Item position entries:
## BEGIN

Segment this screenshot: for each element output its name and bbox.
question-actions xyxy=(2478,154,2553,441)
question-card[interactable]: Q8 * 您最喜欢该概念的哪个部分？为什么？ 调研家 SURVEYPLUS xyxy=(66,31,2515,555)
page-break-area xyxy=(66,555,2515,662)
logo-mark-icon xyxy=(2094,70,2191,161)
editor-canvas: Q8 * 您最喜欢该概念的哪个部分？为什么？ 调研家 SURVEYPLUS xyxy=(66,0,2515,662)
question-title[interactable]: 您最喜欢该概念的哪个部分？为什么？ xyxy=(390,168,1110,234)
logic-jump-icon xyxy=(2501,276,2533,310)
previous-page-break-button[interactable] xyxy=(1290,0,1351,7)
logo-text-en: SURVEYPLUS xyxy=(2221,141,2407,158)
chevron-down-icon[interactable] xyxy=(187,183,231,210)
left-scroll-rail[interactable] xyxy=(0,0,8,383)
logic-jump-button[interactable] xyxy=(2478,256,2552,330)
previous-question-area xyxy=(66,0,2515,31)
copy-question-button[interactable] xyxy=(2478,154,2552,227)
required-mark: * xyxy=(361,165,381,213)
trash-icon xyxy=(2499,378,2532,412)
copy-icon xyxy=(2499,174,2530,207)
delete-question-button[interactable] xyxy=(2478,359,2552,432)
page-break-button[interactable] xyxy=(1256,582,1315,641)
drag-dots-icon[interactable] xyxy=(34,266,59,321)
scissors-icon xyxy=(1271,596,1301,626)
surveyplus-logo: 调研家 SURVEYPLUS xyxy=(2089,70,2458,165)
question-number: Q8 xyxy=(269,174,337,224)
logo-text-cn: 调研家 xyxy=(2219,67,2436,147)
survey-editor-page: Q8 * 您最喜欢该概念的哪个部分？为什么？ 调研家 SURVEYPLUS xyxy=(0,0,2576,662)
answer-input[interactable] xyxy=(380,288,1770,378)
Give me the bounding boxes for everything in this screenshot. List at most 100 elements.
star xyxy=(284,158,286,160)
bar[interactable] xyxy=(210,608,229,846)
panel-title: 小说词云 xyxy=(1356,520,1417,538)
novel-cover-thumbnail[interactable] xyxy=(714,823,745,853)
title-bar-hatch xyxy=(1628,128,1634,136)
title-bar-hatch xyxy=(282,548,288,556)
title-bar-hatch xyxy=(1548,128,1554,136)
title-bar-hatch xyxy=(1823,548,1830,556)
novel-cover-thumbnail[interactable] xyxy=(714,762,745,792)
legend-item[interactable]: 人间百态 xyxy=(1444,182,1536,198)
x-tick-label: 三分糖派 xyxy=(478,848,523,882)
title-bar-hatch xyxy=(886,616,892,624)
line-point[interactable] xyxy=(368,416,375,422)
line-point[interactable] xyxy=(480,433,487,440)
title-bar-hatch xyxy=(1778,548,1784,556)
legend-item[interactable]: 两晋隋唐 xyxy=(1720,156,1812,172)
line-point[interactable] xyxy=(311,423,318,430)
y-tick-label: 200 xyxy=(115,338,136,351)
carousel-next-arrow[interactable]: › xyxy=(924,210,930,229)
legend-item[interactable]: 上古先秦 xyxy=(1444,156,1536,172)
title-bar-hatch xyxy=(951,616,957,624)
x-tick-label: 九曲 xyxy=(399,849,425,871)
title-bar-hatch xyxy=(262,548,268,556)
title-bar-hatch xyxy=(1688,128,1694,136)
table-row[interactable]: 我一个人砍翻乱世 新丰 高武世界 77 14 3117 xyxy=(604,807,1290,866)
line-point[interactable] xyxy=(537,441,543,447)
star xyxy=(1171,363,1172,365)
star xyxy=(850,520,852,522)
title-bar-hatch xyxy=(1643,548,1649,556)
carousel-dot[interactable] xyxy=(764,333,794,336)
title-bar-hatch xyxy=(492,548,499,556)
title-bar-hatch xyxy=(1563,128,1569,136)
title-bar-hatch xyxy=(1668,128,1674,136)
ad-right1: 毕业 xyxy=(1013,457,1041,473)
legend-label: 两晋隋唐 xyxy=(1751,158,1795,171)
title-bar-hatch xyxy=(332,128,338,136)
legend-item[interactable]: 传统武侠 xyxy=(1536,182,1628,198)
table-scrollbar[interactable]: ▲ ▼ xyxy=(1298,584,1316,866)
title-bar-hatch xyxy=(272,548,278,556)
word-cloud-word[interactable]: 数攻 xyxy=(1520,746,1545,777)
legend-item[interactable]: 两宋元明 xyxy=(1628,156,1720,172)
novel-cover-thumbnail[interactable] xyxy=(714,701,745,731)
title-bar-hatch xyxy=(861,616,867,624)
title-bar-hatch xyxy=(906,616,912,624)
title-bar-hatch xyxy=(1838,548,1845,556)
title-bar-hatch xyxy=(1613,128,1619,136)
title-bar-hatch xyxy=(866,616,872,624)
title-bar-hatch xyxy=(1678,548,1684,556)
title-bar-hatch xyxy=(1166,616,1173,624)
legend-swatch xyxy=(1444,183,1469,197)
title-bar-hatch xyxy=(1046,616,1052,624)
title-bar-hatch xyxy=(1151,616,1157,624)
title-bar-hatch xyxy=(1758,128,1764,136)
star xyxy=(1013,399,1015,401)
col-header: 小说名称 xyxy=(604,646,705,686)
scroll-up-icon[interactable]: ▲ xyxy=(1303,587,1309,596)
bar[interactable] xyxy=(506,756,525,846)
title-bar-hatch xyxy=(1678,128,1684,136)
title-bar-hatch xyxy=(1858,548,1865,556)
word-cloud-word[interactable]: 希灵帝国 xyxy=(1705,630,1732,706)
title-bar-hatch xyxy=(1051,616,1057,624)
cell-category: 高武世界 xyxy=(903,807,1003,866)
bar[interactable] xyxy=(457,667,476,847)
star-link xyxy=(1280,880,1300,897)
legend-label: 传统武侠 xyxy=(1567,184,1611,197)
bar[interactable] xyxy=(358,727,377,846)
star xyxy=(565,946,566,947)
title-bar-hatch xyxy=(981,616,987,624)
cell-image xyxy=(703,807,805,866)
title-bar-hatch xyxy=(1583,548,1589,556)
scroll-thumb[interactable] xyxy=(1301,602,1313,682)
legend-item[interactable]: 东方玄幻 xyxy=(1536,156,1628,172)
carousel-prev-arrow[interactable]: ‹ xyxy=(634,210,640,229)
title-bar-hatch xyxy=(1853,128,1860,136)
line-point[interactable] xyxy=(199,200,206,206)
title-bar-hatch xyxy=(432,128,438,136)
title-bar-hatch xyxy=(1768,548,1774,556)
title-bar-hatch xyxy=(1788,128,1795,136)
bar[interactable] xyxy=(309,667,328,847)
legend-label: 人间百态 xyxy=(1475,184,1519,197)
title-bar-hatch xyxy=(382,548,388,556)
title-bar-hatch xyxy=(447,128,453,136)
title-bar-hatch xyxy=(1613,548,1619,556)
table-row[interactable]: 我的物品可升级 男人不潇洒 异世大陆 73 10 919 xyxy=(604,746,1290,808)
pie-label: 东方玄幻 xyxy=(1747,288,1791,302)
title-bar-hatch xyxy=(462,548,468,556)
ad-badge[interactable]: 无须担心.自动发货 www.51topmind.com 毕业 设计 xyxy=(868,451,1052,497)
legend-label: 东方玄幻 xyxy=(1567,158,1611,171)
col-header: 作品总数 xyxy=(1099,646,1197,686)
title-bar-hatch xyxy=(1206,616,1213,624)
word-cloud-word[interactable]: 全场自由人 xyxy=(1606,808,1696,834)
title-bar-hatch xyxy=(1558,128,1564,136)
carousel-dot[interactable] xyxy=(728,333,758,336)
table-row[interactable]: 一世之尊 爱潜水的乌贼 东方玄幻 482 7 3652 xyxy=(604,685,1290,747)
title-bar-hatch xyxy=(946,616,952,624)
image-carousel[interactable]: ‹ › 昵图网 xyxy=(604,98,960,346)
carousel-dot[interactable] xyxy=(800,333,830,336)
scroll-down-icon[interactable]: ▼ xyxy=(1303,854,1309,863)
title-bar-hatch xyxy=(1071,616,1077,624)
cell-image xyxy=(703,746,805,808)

## END

EXERCISE BRIEF: Please count the lines above that contain the string "area", matching case exactly, and give only that number.

SOLUTION TO THIS PROBLEM: 2